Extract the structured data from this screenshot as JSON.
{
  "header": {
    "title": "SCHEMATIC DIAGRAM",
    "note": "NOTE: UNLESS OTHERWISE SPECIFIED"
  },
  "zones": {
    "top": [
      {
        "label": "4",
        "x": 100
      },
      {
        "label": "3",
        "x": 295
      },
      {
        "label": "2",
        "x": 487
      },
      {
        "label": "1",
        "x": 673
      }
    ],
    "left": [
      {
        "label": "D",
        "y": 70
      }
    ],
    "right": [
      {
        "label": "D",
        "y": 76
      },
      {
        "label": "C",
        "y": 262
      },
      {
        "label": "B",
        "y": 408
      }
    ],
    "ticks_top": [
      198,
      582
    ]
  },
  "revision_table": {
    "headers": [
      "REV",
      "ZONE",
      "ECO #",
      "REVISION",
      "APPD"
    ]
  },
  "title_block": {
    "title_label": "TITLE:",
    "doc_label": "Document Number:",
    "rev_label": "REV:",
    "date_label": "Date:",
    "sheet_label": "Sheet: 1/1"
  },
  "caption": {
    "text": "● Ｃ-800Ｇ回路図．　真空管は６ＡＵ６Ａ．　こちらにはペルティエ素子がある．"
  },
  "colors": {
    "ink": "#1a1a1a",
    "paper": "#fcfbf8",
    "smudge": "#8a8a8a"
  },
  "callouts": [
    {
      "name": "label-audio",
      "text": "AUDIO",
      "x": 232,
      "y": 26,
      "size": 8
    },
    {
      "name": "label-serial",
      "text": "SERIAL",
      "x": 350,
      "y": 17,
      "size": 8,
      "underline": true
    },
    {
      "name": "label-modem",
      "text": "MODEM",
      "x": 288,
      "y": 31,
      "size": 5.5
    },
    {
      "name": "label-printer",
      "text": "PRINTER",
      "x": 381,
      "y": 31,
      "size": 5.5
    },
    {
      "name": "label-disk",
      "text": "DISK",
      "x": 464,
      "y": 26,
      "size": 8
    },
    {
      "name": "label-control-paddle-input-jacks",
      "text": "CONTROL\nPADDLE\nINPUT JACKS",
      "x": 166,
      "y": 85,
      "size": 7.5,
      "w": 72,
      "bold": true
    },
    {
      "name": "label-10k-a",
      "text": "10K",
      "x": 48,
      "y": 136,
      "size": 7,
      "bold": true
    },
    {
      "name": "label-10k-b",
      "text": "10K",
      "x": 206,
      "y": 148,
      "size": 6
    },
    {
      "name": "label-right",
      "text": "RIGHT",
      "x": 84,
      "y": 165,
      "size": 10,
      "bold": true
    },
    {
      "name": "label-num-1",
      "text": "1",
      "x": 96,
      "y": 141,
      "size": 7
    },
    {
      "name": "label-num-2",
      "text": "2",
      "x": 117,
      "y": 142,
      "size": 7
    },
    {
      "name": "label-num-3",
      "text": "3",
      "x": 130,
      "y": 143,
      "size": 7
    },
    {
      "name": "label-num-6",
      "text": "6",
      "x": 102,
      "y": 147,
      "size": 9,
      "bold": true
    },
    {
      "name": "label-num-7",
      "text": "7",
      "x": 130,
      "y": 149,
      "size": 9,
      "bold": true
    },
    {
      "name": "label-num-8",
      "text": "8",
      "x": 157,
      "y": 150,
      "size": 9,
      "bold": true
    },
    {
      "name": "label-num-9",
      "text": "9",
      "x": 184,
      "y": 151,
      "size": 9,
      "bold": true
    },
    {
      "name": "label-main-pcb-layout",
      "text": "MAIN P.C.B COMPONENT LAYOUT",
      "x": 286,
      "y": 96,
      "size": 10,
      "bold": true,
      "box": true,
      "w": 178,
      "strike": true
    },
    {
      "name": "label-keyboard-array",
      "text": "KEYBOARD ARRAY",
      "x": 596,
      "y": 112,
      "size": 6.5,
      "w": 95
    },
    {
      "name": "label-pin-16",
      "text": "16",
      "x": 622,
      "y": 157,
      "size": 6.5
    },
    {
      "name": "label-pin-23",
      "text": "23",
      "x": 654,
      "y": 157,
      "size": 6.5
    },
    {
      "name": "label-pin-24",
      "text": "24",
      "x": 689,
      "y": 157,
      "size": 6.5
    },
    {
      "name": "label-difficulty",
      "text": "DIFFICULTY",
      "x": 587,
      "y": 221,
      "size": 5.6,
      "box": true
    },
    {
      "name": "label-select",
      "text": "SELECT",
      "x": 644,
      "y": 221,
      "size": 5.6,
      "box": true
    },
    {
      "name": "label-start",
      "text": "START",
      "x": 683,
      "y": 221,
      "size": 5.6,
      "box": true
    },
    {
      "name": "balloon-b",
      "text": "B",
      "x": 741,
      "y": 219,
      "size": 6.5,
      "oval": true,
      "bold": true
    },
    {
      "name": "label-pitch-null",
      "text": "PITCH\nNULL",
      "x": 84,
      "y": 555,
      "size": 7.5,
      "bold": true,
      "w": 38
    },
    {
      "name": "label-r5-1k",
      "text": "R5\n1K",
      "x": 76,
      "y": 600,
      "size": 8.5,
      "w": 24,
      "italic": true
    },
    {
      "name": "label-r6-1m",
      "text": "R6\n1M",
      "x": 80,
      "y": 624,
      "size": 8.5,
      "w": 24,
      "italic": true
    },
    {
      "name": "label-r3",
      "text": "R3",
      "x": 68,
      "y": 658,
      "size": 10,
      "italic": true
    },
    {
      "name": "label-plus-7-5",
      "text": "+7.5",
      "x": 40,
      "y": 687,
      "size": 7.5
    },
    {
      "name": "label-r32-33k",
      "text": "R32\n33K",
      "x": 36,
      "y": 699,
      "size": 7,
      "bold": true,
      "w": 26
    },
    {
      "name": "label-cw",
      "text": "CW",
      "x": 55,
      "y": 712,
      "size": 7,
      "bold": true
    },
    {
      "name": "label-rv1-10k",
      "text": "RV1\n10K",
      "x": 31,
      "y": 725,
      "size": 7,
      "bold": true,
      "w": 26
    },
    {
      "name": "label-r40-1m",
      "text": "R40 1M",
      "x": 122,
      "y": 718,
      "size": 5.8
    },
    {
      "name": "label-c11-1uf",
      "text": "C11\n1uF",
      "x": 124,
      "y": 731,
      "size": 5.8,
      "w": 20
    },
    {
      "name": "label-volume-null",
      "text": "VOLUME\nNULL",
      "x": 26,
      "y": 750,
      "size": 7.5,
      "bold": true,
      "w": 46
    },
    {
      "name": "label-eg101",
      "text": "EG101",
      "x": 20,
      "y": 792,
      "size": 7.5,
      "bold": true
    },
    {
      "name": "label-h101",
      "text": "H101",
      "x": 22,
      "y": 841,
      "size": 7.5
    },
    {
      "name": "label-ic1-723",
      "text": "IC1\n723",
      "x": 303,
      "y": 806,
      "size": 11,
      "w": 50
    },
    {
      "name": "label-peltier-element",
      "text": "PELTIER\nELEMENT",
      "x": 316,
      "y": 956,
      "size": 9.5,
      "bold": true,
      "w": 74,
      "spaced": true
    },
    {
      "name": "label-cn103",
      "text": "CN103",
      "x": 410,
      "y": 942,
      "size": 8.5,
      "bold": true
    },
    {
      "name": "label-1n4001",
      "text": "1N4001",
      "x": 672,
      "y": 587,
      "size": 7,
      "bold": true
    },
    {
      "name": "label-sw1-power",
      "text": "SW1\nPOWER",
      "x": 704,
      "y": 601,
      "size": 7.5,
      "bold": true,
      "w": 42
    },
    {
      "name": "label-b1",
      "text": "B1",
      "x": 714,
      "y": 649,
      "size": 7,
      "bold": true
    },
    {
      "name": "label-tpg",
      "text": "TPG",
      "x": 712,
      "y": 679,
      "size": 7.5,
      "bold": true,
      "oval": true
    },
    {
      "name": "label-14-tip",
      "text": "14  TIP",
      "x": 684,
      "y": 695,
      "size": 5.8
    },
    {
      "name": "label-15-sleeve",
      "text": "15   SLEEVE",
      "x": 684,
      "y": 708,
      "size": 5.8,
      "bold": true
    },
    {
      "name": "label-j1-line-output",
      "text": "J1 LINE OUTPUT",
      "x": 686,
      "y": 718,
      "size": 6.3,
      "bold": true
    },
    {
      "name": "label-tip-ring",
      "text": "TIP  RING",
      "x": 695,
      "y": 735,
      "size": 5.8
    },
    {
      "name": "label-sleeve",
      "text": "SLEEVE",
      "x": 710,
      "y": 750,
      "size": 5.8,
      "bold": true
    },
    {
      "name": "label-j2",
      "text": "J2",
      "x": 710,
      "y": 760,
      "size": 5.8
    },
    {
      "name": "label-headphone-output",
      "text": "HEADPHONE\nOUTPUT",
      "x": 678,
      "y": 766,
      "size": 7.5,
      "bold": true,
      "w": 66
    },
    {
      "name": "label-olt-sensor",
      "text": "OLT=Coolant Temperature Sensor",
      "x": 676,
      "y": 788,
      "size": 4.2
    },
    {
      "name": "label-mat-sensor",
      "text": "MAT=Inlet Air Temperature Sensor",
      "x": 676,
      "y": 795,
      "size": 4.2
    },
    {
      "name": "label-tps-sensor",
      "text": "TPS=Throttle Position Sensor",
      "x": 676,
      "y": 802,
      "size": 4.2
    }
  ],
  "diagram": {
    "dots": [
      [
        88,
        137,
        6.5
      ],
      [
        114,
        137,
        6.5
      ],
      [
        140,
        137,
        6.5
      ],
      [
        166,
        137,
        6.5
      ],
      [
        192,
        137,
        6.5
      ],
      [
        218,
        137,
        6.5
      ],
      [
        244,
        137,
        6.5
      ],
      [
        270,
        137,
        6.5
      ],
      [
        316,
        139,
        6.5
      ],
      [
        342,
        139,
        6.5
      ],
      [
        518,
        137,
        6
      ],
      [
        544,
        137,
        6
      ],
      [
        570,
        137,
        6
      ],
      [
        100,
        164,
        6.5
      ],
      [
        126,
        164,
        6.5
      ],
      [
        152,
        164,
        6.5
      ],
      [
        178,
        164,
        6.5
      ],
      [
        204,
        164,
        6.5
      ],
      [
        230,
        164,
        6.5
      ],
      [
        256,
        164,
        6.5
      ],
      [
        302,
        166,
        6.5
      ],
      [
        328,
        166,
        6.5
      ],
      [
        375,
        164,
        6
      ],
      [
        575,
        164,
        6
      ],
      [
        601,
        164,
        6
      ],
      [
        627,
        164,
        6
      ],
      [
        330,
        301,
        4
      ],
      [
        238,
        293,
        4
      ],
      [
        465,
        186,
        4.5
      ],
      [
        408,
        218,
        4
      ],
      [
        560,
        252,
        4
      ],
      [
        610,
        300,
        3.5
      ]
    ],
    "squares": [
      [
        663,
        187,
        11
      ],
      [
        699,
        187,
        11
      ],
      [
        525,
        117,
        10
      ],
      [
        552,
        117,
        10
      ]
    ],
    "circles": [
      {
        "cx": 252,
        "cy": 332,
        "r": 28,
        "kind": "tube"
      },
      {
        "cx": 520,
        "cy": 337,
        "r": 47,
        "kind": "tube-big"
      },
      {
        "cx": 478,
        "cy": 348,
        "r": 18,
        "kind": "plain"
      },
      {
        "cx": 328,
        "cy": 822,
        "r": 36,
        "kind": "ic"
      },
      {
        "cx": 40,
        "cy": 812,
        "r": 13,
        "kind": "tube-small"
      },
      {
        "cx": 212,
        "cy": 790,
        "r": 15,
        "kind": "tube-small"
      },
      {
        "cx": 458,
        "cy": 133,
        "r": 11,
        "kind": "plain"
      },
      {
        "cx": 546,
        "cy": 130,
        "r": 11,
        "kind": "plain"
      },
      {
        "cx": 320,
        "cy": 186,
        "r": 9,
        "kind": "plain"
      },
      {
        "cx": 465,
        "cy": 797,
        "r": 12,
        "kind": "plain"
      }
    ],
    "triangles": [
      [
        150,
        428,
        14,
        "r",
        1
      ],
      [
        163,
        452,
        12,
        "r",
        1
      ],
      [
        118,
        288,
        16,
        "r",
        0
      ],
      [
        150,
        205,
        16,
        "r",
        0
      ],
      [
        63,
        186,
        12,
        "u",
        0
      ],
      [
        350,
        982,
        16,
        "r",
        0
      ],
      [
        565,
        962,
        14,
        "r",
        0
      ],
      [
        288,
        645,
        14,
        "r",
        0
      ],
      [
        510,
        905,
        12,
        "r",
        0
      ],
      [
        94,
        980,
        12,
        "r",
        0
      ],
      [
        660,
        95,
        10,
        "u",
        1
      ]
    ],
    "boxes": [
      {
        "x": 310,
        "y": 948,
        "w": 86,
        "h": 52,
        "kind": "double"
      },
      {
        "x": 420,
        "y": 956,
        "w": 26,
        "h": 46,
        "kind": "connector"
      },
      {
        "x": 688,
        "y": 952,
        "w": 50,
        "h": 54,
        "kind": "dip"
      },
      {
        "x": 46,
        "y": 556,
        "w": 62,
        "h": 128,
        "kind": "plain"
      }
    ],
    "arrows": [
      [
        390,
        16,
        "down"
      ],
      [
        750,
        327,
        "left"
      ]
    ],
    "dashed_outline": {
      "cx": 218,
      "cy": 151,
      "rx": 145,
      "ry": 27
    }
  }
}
================================
Find how many lines in the records contain the string "tube", then give the number alone.

**TASK ANSWER:** 4